> _Aim_
Single out the lines of the material that contain "Rome" and copy them.

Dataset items
-----

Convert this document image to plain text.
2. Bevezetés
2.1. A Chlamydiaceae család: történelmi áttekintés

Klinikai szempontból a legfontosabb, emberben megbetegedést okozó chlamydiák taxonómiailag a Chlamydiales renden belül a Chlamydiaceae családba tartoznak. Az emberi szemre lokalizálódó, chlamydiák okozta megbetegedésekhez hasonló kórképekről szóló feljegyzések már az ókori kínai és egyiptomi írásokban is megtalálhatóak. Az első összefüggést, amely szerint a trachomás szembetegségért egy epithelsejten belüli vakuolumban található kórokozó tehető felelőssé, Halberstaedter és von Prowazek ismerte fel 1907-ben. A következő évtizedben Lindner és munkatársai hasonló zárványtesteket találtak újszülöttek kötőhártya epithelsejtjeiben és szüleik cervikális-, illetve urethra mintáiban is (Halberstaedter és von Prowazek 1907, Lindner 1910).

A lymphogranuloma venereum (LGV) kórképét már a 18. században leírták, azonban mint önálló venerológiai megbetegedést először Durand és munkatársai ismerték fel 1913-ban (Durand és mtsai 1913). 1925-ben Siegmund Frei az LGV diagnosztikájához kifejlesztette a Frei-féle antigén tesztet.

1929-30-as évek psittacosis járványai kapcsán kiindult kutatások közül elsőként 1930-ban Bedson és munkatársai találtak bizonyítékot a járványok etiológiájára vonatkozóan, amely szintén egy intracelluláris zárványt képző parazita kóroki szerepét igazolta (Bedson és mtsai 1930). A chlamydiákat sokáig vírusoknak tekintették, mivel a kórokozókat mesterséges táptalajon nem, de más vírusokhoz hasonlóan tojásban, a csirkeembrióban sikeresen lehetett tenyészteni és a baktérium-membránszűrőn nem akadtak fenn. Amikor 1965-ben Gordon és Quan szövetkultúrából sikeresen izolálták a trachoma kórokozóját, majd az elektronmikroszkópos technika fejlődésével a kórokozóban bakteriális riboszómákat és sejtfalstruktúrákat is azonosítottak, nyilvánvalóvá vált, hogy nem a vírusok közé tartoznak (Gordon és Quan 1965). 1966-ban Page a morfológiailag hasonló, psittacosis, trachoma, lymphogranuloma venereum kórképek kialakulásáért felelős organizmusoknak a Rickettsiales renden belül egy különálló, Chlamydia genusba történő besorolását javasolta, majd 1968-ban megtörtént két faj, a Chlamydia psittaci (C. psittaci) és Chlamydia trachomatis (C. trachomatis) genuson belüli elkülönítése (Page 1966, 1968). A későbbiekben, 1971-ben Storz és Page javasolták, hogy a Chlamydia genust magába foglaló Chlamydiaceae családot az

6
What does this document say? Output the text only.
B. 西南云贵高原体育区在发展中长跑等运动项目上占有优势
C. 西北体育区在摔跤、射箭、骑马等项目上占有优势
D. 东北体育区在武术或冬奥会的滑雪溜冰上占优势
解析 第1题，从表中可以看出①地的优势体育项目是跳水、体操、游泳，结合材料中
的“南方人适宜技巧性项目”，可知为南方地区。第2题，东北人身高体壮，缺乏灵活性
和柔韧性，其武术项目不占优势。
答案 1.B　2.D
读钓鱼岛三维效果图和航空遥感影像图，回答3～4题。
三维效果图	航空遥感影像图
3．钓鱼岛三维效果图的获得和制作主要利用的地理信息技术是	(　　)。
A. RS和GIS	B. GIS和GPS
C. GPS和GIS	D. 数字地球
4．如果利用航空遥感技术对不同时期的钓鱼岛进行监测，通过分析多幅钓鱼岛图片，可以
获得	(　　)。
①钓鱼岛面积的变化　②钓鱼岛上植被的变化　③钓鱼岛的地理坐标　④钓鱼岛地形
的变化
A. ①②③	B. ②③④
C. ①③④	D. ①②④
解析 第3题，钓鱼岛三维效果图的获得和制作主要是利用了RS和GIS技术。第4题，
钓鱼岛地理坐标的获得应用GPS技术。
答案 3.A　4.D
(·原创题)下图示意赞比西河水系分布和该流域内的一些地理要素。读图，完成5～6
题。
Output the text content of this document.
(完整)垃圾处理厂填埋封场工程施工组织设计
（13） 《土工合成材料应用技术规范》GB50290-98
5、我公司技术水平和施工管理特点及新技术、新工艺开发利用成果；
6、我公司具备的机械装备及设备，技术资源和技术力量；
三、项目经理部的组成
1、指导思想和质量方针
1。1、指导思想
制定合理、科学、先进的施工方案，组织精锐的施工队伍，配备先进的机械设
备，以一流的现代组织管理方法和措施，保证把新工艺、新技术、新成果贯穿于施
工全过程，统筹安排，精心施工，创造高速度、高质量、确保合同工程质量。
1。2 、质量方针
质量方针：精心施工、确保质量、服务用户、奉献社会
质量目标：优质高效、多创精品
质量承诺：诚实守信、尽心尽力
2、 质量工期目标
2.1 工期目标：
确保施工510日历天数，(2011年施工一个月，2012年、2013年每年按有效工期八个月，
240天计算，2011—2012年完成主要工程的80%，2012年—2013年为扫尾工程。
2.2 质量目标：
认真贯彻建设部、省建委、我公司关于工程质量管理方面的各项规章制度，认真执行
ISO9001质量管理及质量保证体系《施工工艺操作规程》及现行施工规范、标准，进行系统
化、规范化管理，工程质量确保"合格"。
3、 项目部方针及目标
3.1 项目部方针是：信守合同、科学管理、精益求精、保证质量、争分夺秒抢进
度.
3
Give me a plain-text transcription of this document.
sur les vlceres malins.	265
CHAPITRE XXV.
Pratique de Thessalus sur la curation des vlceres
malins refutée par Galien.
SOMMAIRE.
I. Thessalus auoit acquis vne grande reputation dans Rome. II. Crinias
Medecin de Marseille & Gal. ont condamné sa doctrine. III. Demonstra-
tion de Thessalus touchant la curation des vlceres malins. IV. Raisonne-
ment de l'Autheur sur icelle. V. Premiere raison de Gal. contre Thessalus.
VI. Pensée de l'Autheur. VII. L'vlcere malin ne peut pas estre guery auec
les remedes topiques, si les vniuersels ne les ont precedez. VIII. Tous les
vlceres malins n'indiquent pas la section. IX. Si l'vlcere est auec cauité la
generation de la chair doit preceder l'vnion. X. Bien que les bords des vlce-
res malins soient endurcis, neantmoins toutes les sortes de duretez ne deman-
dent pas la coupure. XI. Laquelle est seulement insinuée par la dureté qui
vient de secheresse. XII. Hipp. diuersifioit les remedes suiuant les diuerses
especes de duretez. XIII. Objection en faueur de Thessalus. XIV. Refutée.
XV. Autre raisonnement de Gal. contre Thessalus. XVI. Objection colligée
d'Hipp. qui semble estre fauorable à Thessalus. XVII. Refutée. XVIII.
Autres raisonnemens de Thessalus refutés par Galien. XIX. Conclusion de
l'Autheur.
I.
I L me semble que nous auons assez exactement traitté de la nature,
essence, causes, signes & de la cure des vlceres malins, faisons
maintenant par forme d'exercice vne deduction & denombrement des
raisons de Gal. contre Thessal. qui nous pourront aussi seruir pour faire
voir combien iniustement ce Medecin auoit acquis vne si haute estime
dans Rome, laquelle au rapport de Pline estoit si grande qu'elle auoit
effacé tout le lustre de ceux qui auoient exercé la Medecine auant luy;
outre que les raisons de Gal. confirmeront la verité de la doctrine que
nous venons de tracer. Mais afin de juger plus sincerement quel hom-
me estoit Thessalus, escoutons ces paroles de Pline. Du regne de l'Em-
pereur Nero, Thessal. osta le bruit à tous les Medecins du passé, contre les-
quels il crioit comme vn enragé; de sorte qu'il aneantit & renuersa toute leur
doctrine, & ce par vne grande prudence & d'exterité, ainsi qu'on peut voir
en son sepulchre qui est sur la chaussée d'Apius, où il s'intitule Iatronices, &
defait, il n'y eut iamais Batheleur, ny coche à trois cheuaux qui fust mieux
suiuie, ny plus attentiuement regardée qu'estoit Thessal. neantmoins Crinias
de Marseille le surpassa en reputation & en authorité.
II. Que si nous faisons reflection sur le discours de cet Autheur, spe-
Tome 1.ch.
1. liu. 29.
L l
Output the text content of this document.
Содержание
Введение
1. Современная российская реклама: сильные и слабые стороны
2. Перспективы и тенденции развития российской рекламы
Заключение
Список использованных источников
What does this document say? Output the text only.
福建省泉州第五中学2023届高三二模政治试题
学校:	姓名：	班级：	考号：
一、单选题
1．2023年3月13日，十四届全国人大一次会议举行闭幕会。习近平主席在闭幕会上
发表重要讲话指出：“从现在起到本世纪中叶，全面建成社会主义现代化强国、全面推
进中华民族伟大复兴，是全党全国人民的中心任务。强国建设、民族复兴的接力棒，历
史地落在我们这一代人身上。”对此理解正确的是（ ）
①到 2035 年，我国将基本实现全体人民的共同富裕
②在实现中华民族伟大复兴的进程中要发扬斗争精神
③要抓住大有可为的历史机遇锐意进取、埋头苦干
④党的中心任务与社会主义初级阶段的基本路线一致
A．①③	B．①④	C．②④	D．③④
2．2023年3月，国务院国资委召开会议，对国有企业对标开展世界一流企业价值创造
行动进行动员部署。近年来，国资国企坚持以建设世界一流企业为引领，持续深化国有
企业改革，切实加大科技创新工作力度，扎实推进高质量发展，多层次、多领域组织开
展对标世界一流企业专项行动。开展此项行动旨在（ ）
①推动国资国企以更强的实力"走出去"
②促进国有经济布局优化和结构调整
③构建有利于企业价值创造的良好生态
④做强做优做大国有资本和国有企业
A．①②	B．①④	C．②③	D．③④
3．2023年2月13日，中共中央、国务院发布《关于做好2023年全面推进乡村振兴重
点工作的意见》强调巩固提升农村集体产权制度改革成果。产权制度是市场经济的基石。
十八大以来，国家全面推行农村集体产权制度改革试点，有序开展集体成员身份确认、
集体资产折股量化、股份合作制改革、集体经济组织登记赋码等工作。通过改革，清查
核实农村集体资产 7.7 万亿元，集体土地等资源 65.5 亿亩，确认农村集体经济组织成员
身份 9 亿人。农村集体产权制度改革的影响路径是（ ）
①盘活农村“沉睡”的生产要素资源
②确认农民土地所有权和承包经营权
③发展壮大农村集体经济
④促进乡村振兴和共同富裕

-----

> _Answer to this exercise_
I. Thessalus auoit acquis vne grande reputation dans Rome. II. Crinias
dans Rome, laquelle au rapport de Pline estoit si grande qu'elle auoit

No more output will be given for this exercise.